WHAT IS ASKED:
Find each line holding "from" and copy it out.

╭──

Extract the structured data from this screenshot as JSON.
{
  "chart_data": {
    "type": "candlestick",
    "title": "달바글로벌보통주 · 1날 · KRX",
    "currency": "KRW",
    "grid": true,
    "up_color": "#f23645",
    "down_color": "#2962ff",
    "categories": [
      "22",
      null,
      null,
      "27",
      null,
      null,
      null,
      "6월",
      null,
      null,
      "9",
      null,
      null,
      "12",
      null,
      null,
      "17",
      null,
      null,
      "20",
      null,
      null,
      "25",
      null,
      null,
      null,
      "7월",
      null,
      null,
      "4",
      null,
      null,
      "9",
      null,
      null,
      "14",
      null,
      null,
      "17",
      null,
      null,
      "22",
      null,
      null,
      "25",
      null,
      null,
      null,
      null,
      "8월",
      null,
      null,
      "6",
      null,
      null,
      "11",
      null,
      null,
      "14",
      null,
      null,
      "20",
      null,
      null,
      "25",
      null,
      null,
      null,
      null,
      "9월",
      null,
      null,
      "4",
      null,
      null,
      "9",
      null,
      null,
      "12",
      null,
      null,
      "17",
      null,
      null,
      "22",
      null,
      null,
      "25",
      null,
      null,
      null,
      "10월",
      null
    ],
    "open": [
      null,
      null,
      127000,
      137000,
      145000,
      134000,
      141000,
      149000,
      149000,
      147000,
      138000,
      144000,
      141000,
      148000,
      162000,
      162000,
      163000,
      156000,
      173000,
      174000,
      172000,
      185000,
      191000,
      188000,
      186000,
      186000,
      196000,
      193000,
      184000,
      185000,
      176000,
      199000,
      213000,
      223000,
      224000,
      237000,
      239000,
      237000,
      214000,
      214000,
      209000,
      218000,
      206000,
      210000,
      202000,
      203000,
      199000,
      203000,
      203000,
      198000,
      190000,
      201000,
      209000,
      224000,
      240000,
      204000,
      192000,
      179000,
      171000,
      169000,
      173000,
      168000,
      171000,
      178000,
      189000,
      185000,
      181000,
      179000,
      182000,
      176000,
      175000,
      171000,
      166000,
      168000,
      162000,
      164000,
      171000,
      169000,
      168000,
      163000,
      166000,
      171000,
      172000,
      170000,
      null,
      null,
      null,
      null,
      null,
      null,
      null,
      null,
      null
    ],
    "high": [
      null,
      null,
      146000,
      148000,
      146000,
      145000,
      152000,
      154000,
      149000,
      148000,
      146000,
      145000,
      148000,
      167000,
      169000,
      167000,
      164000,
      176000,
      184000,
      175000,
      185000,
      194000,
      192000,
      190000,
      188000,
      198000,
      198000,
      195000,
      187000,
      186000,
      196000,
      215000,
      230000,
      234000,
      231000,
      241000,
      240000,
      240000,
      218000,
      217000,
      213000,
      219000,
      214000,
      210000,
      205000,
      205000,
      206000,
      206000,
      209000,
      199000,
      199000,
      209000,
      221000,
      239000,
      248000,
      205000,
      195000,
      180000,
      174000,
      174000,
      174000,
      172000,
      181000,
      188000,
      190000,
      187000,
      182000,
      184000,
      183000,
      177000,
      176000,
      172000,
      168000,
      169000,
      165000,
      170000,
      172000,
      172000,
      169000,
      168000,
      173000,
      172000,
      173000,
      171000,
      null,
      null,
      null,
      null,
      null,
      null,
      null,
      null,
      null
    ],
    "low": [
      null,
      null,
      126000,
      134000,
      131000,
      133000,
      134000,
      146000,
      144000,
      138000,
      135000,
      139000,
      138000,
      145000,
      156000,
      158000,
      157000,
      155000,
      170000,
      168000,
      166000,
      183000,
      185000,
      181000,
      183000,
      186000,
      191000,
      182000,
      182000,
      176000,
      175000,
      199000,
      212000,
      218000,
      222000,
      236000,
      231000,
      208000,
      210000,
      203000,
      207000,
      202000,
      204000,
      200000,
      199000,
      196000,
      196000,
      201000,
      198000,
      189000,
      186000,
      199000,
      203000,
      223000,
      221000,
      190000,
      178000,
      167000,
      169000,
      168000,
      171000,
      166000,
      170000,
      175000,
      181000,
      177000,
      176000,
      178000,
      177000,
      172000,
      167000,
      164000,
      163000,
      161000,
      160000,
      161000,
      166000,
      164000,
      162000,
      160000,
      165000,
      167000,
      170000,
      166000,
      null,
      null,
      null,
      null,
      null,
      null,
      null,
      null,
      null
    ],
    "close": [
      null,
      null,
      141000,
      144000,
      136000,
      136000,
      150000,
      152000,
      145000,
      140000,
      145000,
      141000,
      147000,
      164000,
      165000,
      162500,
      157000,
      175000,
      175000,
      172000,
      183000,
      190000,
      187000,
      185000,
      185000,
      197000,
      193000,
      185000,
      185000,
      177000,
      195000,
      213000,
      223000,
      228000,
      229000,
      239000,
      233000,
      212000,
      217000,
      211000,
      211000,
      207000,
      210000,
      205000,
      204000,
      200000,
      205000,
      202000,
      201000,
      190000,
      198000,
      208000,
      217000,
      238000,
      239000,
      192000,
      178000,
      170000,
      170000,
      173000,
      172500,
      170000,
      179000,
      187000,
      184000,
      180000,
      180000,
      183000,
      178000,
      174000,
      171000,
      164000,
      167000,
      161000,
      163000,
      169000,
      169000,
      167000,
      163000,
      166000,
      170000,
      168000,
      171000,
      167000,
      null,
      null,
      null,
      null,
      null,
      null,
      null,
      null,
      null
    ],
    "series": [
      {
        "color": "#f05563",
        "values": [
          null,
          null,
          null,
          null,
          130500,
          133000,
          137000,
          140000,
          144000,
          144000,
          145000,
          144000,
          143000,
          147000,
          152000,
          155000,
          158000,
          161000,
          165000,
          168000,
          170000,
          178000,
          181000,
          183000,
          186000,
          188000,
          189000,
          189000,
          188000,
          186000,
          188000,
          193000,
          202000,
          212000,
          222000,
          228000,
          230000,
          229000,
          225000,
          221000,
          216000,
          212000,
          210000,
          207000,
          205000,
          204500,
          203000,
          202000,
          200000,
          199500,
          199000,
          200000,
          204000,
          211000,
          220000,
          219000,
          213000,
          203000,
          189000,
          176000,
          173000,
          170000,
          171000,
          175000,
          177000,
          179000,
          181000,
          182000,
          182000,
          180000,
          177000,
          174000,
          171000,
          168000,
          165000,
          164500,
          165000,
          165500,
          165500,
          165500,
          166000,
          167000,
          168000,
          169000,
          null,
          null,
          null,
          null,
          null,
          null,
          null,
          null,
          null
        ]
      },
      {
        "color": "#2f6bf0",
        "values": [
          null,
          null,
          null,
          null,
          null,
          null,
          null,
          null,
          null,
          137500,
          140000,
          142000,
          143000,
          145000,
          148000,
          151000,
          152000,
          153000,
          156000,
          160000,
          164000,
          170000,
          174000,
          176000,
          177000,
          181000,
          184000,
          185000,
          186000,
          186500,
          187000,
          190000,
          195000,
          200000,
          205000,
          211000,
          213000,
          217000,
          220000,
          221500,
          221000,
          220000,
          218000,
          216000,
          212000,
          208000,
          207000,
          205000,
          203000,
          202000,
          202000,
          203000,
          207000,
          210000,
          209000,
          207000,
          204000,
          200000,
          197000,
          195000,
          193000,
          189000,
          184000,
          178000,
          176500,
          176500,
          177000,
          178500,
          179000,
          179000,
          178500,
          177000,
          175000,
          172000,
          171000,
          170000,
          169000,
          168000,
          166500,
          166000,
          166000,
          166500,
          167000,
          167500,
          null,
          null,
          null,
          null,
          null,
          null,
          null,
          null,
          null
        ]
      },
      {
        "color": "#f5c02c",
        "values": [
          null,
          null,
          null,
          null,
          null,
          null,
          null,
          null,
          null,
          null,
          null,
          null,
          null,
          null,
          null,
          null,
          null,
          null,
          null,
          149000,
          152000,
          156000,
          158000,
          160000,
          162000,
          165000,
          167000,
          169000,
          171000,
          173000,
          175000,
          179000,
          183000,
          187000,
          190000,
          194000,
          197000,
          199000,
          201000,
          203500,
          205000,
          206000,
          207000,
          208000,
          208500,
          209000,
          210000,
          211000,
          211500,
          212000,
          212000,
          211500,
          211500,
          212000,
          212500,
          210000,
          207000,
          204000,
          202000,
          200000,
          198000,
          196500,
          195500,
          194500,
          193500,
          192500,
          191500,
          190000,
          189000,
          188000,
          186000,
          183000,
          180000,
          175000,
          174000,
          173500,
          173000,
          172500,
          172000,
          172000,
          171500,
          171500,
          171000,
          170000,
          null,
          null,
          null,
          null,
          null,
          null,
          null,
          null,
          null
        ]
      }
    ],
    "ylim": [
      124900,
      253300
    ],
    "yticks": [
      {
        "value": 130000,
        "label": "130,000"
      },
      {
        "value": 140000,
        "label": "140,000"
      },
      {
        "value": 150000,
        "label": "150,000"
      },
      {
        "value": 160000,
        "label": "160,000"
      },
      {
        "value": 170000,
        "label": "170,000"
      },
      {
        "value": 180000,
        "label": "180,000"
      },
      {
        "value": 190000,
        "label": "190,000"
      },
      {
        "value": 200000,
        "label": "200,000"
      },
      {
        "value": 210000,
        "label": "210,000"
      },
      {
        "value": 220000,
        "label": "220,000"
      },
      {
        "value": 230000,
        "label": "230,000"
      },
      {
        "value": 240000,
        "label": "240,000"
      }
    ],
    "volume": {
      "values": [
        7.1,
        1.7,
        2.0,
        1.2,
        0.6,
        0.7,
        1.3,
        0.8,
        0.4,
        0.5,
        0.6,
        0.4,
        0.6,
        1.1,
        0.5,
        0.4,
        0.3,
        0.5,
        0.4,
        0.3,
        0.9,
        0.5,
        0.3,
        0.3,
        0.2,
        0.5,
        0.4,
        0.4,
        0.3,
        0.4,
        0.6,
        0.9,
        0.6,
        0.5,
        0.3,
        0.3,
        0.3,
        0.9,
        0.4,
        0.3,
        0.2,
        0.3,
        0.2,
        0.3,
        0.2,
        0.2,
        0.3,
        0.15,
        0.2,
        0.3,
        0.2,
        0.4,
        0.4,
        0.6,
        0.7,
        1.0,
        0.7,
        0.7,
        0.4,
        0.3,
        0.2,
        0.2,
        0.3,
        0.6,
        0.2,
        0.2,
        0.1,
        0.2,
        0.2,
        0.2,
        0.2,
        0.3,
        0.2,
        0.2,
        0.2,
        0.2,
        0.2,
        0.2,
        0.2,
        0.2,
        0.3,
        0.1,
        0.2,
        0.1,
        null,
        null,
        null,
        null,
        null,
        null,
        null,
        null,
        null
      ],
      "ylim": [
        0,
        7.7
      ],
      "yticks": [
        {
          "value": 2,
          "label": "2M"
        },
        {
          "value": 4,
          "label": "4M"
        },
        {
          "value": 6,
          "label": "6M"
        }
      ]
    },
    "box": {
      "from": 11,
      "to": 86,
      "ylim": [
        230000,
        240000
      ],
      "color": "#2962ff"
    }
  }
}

╰──

EXPECTED ANSWER:
Extract the structured data from this screenshot as JSON.
      "from": 11,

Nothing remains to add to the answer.